→ TEXT
-*-

I called NECG this afternoon. Their masterpiece base will work. Only uses one screw but would cover the other. The masterpiece base can only use the insert it comes with because it’s more adjustable than the standard model. Problem now is that I broke t10 torx bit off in the 2nd screw trying to remove it. I may have to leave it be or decide if I want to attempt grinding a notch in the screw. Would be tough without damaging the ruger base.
I know this thread is a little old but for future reference… here’s how I get around Rugers arbitrary customer service rules concerning parts that your rifle didn’t come with. Find a NIB rifle that came factory with the parts you want for sale online with actual photos and get the SN. When you call Ruger they will ask the model and SN give them the info you gathered. I usually just tell them I’m rebarreling my rifle and they don’t ask anymore questions. I’ve gotten several complete sets of sights this way , and they’re pretty cheap I’ll add. I think a complete banded front sight and rear base with all the plungers screws and inserts is only about $85 with shipping.
 
A couple suggestions. If you can drill the head off the screw that is tight that could work, then lift the base off over the screw shank. It will be harder to drill the head off though if the broken piece of torx bit is still in the screw head. Generally though, a torx or allen screw is easy to drill out, removing the head because the drill bit already has a centered hole to start in. You do not need a drill bit the full diameter of the head, just a bit that is larger than the screw shank.

I replaced the rear sight base on my Zastava mauser with a NECG rear sight base. The factory base had two screws, as you mentioned the NECG rear base attaches with one screw. What I did, and it is most likely overkill, is used two screws to attach the NECG base. The second screw I cut the head off, threaded the shank in the tapped hole in barrel, and drilled a blind hole from the bottom of the base for the second screw. I filled the blind hole in base with a good epoxy, then set it on the screw shank, before tightening the first screw through the hole in NECG base. So my rear base is held on by two screws, one which is conventional with a head, and the second headless but with threaded shank set in epoxy in the blind hole in base. That sucker is not coming off without heat and a lot of effort, and that's the way I want it. I have no plans of ever going back to the factory sight.

EDIT: Just saw this is an older thread. Hope you already got it figured out.
 
Have you thought about one of the NECG ghost ring rear sights that fit the rear scope mount base?

-*-

→ PROBLEM A
Copy the lines of the listing from the one containing "- public-record-item-inmate-jail-records[interactable]: Inmate" through the one containing "- breadcrumb: Public", word for word.

[Source data]
-*-

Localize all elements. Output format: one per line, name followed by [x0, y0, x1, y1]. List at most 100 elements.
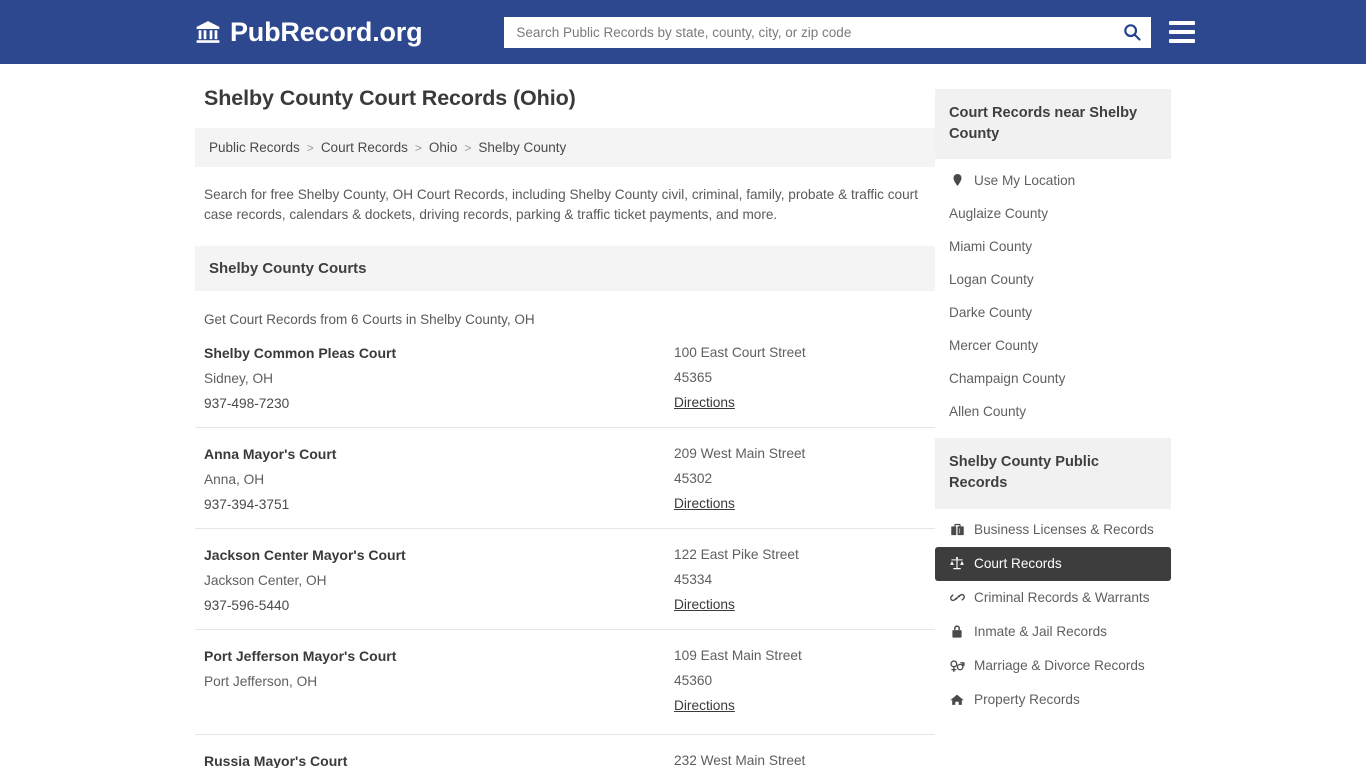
- public-record-item-inmate-jail-records[interactable]: Inmate & Jail Records: [935, 615, 1171, 649]
- nearby-county-label: Miami County: [949, 239, 1032, 254]
- court-address-block: 109 East Main Street45360Directions: [674, 648, 926, 718]
- use-my-location-button[interactable]: Use My Location: [935, 163, 1171, 197]
- breadcrumb-item-court-records[interactable]: Court Records: [321, 140, 408, 155]
- breadcrumb: Public Records > Court Records > Ohio > …: [195, 128, 935, 167]
- padlock-icon: [949, 624, 965, 640]
- court-city: Port Jefferson, OH: [204, 674, 674, 689]
- public-record-label: Criminal Records & Warrants: [974, 590, 1150, 605]
- venus-mars-icon: [949, 658, 965, 674]
- court-name[interactable]: Jackson Center Mayor's Court: [204, 547, 674, 563]
- sidebar: Court Records near Shelby County Use My …: [935, 64, 1171, 768]
- handcuffs-icon: [949, 590, 965, 606]
- nearby-county-label: Champaign County: [949, 371, 1065, 386]
- court-address-block: 209 West Main Street 45302 Directions: [674, 446, 926, 512]
- page-body: Shelby County Court Records (Ohio) Publi…: [0, 64, 1366, 768]
- court-zip: 45365: [674, 370, 926, 385]
- nearby-county-item[interactable]: Mercer County: [935, 329, 1171, 362]
- nearby-county-item[interactable]: Auglaize County: [935, 197, 1171, 230]
- nearby-county-label: Allen County: [949, 404, 1026, 419]
- page-description: Search for free Shelby County, OH Court …: [195, 167, 935, 226]
- breadcrumb-item-ohio[interactable]: Ohio: [429, 140, 458, 155]
- court-address: 232 West Main Street: [674, 753, 926, 768]
- bank-icon: [195, 19, 221, 45]
- court-name[interactable]: Anna Mayor's Court: [204, 446, 674, 462]
- court-row: Port Jefferson Mayor's Court Port Jeffers…: [195, 630, 935, 735]
- court-phone[interactable]: 937-498-7230: [204, 396, 674, 411]
- public-record-item-criminal-records-warrants[interactable]: Criminal Records & Warrants: [935, 581, 1171, 615]
- court-row: Jackson Center Mayor's Court Jackson Cent…: [195, 529, 935, 630]
- court-name[interactable]: Shelby Common Pleas Court: [204, 345, 674, 361]
- breadcrumb-separator-icon: >: [307, 141, 314, 155]
- court-address-block: 122 East Pike Street 45334 Directions: [674, 547, 926, 613]
- breadcrumb-item-public-records[interactable]: Public Records: [209, 140, 300, 155]
- public-record-label: Court Records: [974, 556, 1062, 571]
- hamburger-bar: [1169, 30, 1195, 34]
- scales-of-justice-icon: [949, 556, 965, 572]
- court-address: 209 West Main Street: [674, 446, 926, 461]
- court-address: 100 East Court Street: [674, 345, 926, 360]
- hamburger-menu-icon[interactable]: [1169, 21, 1195, 43]
- court-info: Shelby Common Pleas Court Sidney, OH 937-4…: [204, 345, 674, 411]
- public-record-label: Business Licenses & Records: [974, 522, 1154, 537]
- court-zip: 45360: [674, 673, 926, 688]
- public-records-list: Business Licenses & Records Court Records…: [935, 513, 1171, 717]
- courts-section-subtitle: Get Court Records from 6 Courts in Shelb…: [195, 291, 935, 327]
- court-info: Russia Mayor's CourtRussia, OH937-526-44…: [204, 753, 674, 768]
- court-info: Anna Mayor's Court Anna, OH 937-394-3751: [204, 446, 674, 512]
- site-logo[interactable]: PubRecord.org: [195, 19, 422, 46]
- public-record-label: Inmate & Jail Records: [974, 624, 1107, 639]
- court-name[interactable]: Port Jefferson Mayor's Court: [204, 648, 674, 664]
- breadcrumb-separator-icon: >: [415, 141, 422, 155]
- site-brand-name: PubRecord.org: [230, 19, 422, 46]
- use-my-location-label: Use My Location: [974, 173, 1075, 188]
- nearby-courts-list: Use My Location Auglaize County Miami Cou…: [935, 163, 1171, 428]
- public-record-item-property-records[interactable]: Property Records: [935, 683, 1171, 717]
- court-zip: 45302: [674, 471, 926, 486]
- court-address: 122 East Pike Street: [674, 547, 926, 562]
- counties-list: Auglaize County Miami County Logan County D…: [935, 197, 1171, 428]
- nearby-county-item[interactable]: Logan County: [935, 263, 1171, 296]
- court-phone: [204, 699, 674, 718]
- sidebar-spacer: [935, 428, 1171, 438]
- nearby-county-label: Darke County: [949, 305, 1032, 320]
- map-pin-icon: [949, 172, 965, 188]
- court-row: Shelby Common Pleas Court Sidney, OH 937-4…: [195, 327, 935, 428]
- site-header: PubRecord.org: [0, 0, 1366, 64]
- public-record-label: Marriage & Divorce Records: [974, 658, 1145, 673]
- directions-link[interactable]: Directions: [674, 496, 735, 511]
- search-icon[interactable]: [1121, 21, 1143, 43]
- directions-link[interactable]: Directions: [674, 698, 735, 713]
- directions-link[interactable]: Directions: [674, 395, 735, 410]
- court-city: Anna, OH: [204, 472, 674, 487]
- nearby-county-label: Auglaize County: [949, 206, 1048, 221]
- public-record-item-court-records[interactable]: Court Records: [935, 547, 1171, 581]
- court-phone[interactable]: 937-596-5440: [204, 598, 674, 613]
- hamburger-bar: [1169, 21, 1195, 25]
- court-name[interactable]: Russia Mayor's Court: [204, 753, 674, 768]
- public-record-item-business-licenses-records[interactable]: Business Licenses & Records: [935, 513, 1171, 547]
- public-record-label: Property Records: [974, 692, 1080, 707]
- nearby-county-item[interactable]: Allen County: [935, 395, 1171, 428]
- courts-list: Shelby Common Pleas Court Sidney, OH 937-4…: [195, 327, 935, 768]
- court-info: Jackson Center Mayor's Court Jackson Cent…: [204, 547, 674, 613]
- nearby-county-item[interactable]: Darke County: [935, 296, 1171, 329]
- nearby-county-item[interactable]: Miami County: [935, 230, 1171, 263]
- public-record-item-marriage-divorce-records[interactable]: Marriage & Divorce Records: [935, 649, 1171, 683]
- court-row: Anna Mayor's CourtAnna, OH937-394-375120…: [195, 428, 935, 529]
- search-bar: [504, 17, 1151, 48]
- search-input[interactable]: [516, 25, 1121, 40]
- nearby-county-label: Mercer County: [949, 338, 1038, 353]
- page-title: Shelby County Court Records (Ohio): [204, 86, 935, 111]
- court-city: Jackson Center, OH: [204, 573, 674, 588]
- public-records-title: Shelby County Public Records: [935, 438, 1171, 508]
- court-address-block: 232 West Main Street45363Directions: [674, 753, 926, 768]
- nearby-county-item[interactable]: Champaign County: [935, 362, 1171, 395]
- breadcrumb-separator-icon: >: [464, 141, 471, 155]
- nearby-courts-title: Court Records near Shelby County: [935, 89, 1171, 159]
- court-info: Port Jefferson Mayor's Court Port Jeffers…: [204, 648, 674, 718]
- court-phone[interactable]: 937-394-3751: [204, 497, 674, 512]
- directions-link[interactable]: Directions: [674, 597, 735, 612]
- breadcrumb-item-shelby-county[interactable]: Shelby County: [478, 140, 566, 155]
- court-zip: 45334: [674, 572, 926, 587]
- court-city: Sidney, OH: [204, 371, 674, 386]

-*-

→ PROBLEM B
Decide whether each statement agrees with the forum thread about the sight base, answering yes or no and quoting the words that settle it: (i) The NECG masterpiece base attaches with two screws. (ii) A t10 torx bit broke off in the second screw. (iii) A complete banded front sight and rear base set costs about $85 with shipping.

→ EXPECTED ANSWER A
- public-record-item-inmate-jail-records[interactable]: Inmate & Jail Records: [935, 615, 1171, 649]
- nearby-county-label: Miami County: [949, 239, 1032, 254]
- court-address-block: 109 East Main Street45360Directions: [674, 648, 926, 718]
- use-my-location-button[interactable]: Use My Location: [935, 163, 1171, 197]
- breadcrumb-item-court-records[interactable]: Court Records: [321, 140, 408, 155]
- breadcrumb: Public Records > Court Records > Ohio > …: [195, 128, 935, 167]

→ EXPECTED ANSWER B
(i) No: "Only uses one screw but would cover the other."
(ii) Yes: "I broke t10 torx bit off in the 2nd screw trying to remove it."
(iii) Yes: "I think a complete banded front sight and rear base with all the plungers screws and inserts is only about $85 with shipping."